# Work item:
Please repeat the whole listing exactly, but leave out any picture it holds.
========
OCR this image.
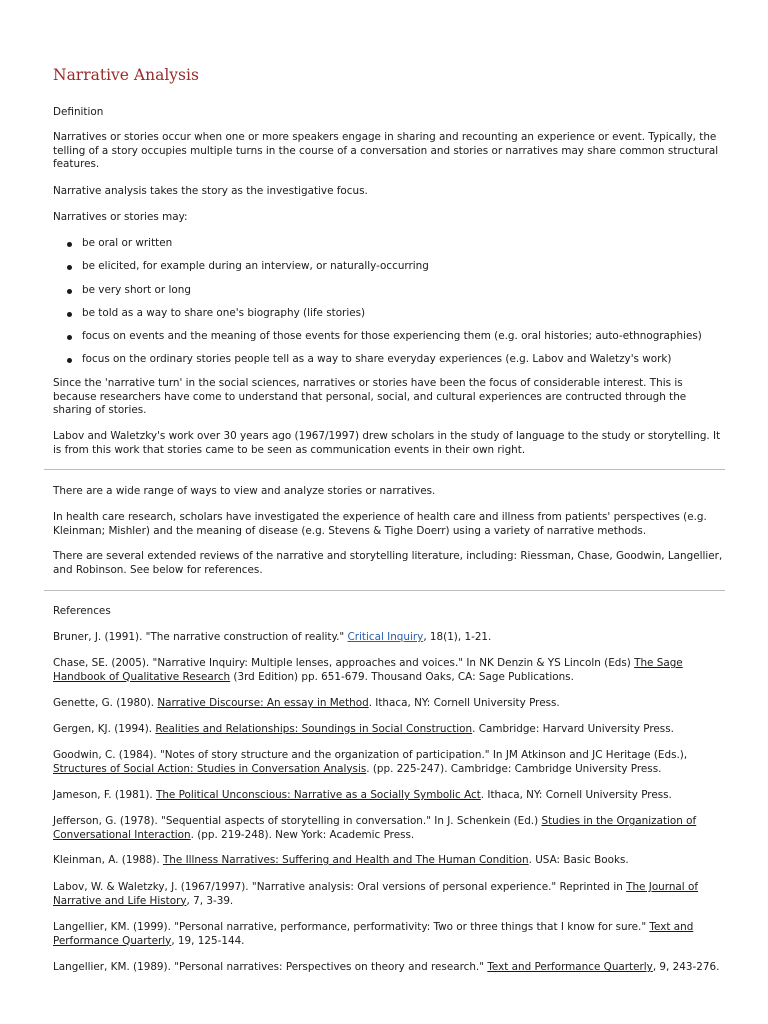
Narrative Analysis
Definition
Narratives or stories occur when one or more speakers engage in sharing and recounting an experience or event. Typically, the telling of a story occupies multiple turns in the course of a conversation and stories or narratives may share common structural features.
Narrative analysis takes the story as the investigative focus.
Narratives or stories may:
be oral or written
be elicited, for example during an interview, or naturally-occurring
be very short or long
be told as a way to share one's biography (life stories)
focus on events and the meaning of those events for those experiencing them (e.g. oral histories; auto-ethnographies)
focus on the ordinary stories people tell as a way to share everyday experiences (e.g. Labov and Waletzy's work)
Since the 'narrative turn' in the social sciences, narratives or stories have been the focus of considerable interest. This is because researchers have come to understand that personal, social, and cultural experiences are contructed through the sharing of stories.
Labov and Waletzky's work over 30 years ago (1967/1997) drew scholars in the study of language to the study or storytelling. It is from this work that stories came to be seen as communication events in their own right.
There are a wide range of ways to view and analyze stories or narratives.
In health care research, scholars have investigated the experience of health care and illness from patients' perspectives (e.g. Kleinman; Mishler) and the meaning of disease (e.g. Stevens & Tighe Doerr) using a variety of narrative methods.
There are several extended reviews of the narrative and storytelling literature, including: Riessman, Chase, Goodwin, Langellier, and Robinson. See below for references.
References
Bruner, J. (1991). "The narrative construction of reality." Critical Inquiry, 18(1), 1-21.
Chase, SE. (2005). "Narrative Inquiry: Multiple lenses, approaches and voices." In NK Denzin & YS Lincoln (Eds) The Sage Handbook of Qualitative Research (3rd Edition) pp. 651-679. Thousand Oaks, CA: Sage Publications.
Genette, G. (1980). Narrative Discourse: An essay in Method. Ithaca, NY: Cornell University Press.
Gergen, KJ. (1994). Realities and Relationships: Soundings in Social Construction. Cambridge: Harvard University Press.
Goodwin, C. (1984). "Notes of story structure and the organization of participation." In JM Atkinson and JC Heritage (Eds.), Structures of Social Action: Studies in Conversation Analysis. (pp. 225-247). Cambridge: Cambridge University Press.
Jameson, F. (1981). The Political Unconscious: Narrative as a Socially Symbolic Act. Ithaca, NY: Cornell University Press.
Jefferson, G. (1978). "Sequential aspects of storytelling in conversation." In J. Schenkein (Ed.) Studies in the Organization of Conversational Interaction. (pp. 219-248). New York: Academic Press.
Kleinman, A. (1988). The Illness Narratives: Suffering and Health and The Human Condition. USA: Basic Books.
Labov, W. & Waletzky, J. (1967/1997). "Narrative analysis: Oral versions of personal experience." Reprinted in The Journal of Narrative and Life History, 7, 3-39.
Langellier, KM. (1999). "Personal narrative, performance, performativity: Two or three things that I know for sure." Text and Performance Quarterly, 19, 125-144.
Langellier, KM. (1989). "Personal narratives: Perspectives on theory and research." Text and Performance Quarterly, 9, 243-276.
========
# Answer box:
OCR this image.
Narrative Analysis
Definition
Narratives or stories occur when one or more speakers engage in sharing and recounting an experience or event. Typically, the telling of a story occupies multiple turns in the course of a conversation and stories or narratives may share common structural features.
Narrative analysis takes the story as the investigative focus.
Narratives or stories may:
be oral or written
be elicited, for example during an interview, or naturally-occurring
be very short or long
be told as a way to share one's biography (life stories)
focus on events and the meaning of those events for those experiencing them (e.g. oral histories; auto-ethnographies)
focus on the ordinary stories people tell as a way to share everyday experiences (e.g. Labov and Waletzy's work)
Since the 'narrative turn' in the social sciences, narratives or stories have been the focus of considerable interest. This is because researchers have come to understand that personal, social, and cultural experiences are contructed through the sharing of stories.
Labov and Waletzky's work over 30 years ago (1967/1997) drew scholars in the study of language to the study or storytelling. It is from this work that stories came to be seen as communication events in their own right.
There are a wide range of ways to view and analyze stories or narratives.
In health care research, scholars have investigated the experience of health care and illness from patients' perspectives (e.g. Kleinman; Mishler) and the meaning of disease (e.g. Stevens & Tighe Doerr) using a variety of narrative methods.
There are several extended reviews of the narrative and storytelling literature, including: Riessman, Chase, Goodwin, Langellier, and Robinson. See below for references.
References
Bruner, J. (1991). "The narrative construction of reality." Critical Inquiry, 18(1), 1-21.
Chase, SE. (2005). "Narrative Inquiry: Multiple lenses, approaches and voices." In NK Denzin & YS Lincoln (Eds) The Sage Handbook of Qualitative Research (3rd Edition) pp. 651-679. Thousand Oaks, CA: Sage Publications.
Genette, G. (1980). Narrative Discourse: An essay in Method. Ithaca, NY: Cornell University Press.
Gergen, KJ. (1994). Realities and Relationships: Soundings in Social Construction. Cambridge: Harvard University Press.
Goodwin, C. (1984). "Notes of story structure and the organization of participation." In JM Atkinson and JC Heritage (Eds.), Structures of Social Action: Studies in Conversation Analysis. (pp. 225-247). Cambridge: Cambridge University Press.
Jameson, F. (1981). The Political Unconscious: Narrative as a Socially Symbolic Act. Ithaca, NY: Cornell University Press.
Jefferson, G. (1978). "Sequential aspects of storytelling in conversation." In J. Schenkein (Ed.) Studies in the Organization of Conversational Interaction. (pp. 219-248). New York: Academic Press.
Kleinman, A. (1988). The Illness Narratives: Suffering and Health and The Human Condition. USA: Basic Books.
Labov, W. & Waletzky, J. (1967/1997). "Narrative analysis: Oral versions of personal experience." Reprinted in The Journal of Narrative and Life History, 7, 3-39.
Langellier, KM. (1999). "Personal narrative, performance, performativity: Two or three things that I know for sure." Text and Performance Quarterly, 19, 125-144.
Langellier, KM. (1989). "Personal narratives: Perspectives on theory and research." Text and Performance Quarterly, 9, 243-276.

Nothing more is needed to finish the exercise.